• WORK TO BE COMPLETED: Go through the entries one line at a time, and gather every line that has the word "Offered".

Entries with figure data
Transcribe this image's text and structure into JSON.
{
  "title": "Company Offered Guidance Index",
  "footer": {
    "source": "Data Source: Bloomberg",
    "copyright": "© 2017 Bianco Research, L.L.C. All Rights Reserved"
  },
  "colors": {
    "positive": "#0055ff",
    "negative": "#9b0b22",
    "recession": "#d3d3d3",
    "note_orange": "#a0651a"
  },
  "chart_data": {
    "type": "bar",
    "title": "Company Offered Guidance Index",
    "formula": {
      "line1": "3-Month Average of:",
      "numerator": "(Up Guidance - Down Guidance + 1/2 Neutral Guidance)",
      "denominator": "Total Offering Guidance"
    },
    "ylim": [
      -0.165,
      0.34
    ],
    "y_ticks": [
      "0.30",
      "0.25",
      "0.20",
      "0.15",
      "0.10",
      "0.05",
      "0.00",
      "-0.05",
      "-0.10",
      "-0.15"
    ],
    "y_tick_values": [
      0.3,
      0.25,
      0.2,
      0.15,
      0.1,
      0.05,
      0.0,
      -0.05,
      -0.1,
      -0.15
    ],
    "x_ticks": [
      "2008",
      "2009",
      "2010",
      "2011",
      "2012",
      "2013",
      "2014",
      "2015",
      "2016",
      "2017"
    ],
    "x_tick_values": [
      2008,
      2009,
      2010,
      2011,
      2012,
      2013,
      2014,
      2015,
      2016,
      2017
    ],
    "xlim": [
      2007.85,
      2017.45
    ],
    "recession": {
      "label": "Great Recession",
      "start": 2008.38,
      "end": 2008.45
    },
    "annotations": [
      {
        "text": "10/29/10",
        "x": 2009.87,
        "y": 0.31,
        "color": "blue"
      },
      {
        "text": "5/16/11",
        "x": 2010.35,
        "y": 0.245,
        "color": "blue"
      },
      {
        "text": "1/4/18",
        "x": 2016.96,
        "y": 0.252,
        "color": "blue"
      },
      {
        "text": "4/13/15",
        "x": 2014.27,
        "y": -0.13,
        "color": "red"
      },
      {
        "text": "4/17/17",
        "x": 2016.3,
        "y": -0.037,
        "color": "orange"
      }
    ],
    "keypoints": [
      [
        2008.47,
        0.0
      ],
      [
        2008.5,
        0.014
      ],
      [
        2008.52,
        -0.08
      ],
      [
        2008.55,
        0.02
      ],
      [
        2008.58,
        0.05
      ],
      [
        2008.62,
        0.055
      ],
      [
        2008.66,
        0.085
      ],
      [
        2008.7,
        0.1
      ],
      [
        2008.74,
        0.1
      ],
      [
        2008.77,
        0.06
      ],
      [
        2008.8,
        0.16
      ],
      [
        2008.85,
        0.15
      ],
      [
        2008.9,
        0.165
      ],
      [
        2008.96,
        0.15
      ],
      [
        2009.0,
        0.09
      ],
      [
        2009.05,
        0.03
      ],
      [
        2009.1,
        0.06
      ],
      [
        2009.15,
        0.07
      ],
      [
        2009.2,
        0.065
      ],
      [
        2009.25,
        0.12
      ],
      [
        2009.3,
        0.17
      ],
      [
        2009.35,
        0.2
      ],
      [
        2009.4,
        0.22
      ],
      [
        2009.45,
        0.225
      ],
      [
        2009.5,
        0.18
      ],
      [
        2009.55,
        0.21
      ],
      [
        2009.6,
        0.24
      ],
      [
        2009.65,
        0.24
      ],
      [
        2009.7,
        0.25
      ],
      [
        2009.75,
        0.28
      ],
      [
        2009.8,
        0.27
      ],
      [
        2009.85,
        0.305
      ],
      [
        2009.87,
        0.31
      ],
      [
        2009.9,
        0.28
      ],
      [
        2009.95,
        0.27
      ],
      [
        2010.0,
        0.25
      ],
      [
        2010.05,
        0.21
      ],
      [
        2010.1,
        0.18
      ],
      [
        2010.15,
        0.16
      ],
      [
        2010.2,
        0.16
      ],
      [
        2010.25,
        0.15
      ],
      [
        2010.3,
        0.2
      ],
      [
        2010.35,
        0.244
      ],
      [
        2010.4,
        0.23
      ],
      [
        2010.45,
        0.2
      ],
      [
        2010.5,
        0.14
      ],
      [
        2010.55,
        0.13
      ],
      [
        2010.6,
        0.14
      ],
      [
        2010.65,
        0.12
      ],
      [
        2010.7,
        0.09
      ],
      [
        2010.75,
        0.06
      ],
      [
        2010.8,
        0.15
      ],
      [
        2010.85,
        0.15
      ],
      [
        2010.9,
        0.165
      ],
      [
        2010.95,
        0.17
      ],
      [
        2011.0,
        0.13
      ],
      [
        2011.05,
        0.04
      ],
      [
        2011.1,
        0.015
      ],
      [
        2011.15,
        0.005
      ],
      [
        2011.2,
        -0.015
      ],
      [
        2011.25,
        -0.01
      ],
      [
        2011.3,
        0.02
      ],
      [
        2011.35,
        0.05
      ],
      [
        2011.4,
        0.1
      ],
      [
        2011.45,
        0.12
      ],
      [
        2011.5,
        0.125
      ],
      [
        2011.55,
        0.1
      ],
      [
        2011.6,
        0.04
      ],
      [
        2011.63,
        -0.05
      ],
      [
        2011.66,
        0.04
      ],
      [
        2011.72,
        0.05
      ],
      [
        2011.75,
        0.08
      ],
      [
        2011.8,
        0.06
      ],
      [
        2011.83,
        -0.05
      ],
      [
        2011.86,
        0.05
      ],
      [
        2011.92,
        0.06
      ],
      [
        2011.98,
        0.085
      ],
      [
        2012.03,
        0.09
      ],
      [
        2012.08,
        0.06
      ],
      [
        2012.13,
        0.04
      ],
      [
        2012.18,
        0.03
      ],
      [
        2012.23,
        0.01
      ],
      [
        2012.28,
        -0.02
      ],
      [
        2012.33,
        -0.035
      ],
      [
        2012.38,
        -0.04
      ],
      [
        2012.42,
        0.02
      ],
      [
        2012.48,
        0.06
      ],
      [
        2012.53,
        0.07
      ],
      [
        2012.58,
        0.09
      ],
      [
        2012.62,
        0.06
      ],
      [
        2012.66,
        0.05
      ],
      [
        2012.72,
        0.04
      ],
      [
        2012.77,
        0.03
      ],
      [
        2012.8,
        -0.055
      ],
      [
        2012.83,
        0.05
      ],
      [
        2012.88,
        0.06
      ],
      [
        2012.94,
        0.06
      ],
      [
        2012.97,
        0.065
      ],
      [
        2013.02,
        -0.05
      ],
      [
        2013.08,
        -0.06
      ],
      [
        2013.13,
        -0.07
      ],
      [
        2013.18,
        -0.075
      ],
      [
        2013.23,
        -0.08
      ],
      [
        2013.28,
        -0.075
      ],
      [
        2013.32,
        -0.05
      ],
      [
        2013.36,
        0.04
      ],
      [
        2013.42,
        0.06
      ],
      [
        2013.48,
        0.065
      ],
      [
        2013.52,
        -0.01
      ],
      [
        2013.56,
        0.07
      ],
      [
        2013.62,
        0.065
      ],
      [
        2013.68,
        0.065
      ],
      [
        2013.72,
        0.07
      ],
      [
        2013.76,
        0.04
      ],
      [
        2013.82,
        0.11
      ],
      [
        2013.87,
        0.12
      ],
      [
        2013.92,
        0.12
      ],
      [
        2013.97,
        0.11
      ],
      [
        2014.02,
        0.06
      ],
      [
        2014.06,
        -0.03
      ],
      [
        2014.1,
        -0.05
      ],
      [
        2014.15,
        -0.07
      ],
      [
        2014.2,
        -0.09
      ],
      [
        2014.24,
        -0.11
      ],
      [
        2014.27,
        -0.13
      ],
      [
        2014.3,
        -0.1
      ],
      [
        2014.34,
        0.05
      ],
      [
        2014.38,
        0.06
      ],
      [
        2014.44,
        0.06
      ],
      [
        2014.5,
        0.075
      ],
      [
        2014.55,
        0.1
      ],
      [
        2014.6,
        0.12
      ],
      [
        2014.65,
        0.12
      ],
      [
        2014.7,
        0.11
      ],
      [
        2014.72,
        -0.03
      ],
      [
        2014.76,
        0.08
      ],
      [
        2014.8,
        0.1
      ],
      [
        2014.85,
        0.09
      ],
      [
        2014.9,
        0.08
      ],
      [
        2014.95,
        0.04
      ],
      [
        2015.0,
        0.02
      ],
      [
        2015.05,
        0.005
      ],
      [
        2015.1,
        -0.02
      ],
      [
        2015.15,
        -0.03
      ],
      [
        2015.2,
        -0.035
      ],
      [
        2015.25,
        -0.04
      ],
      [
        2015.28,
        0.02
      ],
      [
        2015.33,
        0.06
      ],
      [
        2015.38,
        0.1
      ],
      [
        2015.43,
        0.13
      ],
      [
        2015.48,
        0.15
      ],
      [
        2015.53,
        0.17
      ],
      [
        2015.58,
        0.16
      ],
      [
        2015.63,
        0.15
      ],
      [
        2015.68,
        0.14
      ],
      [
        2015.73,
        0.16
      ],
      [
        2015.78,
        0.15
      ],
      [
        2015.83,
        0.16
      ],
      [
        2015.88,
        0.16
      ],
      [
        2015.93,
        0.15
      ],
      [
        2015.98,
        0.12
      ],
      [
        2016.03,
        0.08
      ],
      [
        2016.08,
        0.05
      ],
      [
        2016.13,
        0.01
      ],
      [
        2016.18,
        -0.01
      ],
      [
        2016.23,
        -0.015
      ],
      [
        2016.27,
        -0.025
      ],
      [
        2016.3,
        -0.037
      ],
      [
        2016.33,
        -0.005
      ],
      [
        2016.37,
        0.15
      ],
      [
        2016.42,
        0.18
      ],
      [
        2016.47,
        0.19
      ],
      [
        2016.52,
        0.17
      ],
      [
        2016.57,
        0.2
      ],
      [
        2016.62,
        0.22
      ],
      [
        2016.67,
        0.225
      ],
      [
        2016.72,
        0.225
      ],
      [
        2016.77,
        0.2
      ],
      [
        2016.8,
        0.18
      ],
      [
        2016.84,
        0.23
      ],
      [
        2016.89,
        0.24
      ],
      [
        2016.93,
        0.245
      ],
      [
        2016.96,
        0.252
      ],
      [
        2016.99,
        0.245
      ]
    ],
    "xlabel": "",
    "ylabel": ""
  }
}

• ANSWER TO THIS PROBLEM:
  "title": "Company Offered Guidance Index",
    "title": "Company Offered Guidance Index",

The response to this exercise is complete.